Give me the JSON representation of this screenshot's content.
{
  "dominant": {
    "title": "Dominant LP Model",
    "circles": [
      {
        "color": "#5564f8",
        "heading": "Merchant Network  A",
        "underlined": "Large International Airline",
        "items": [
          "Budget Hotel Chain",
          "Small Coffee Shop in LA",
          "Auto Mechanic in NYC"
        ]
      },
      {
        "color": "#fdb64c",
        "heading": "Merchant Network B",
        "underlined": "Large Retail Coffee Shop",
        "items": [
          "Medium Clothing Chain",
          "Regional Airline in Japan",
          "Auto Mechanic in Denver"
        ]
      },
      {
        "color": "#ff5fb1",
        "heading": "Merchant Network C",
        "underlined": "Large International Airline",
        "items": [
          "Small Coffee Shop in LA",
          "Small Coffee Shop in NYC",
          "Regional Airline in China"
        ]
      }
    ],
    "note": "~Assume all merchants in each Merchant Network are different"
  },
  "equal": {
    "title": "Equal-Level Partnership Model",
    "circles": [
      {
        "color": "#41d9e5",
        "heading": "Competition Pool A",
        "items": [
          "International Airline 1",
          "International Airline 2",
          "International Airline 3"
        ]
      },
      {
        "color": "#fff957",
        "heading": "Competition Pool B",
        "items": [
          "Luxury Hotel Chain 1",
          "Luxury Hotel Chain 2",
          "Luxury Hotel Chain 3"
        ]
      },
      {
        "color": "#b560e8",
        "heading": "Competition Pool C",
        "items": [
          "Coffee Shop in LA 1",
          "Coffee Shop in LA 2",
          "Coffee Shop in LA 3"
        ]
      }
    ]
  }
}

Task details: Extract all lines that hold the word "Coffee".

Expected output:
          "Small Coffee Shop in LA",
        "underlined": "Large Retail Coffee Shop",
          "Small Coffee Shop in LA",
          "Small Coffee Shop in NYC",
          "Coffee Shop in LA 1",
          "Coffee Shop in LA 2",
          "Coffee Shop in LA 3"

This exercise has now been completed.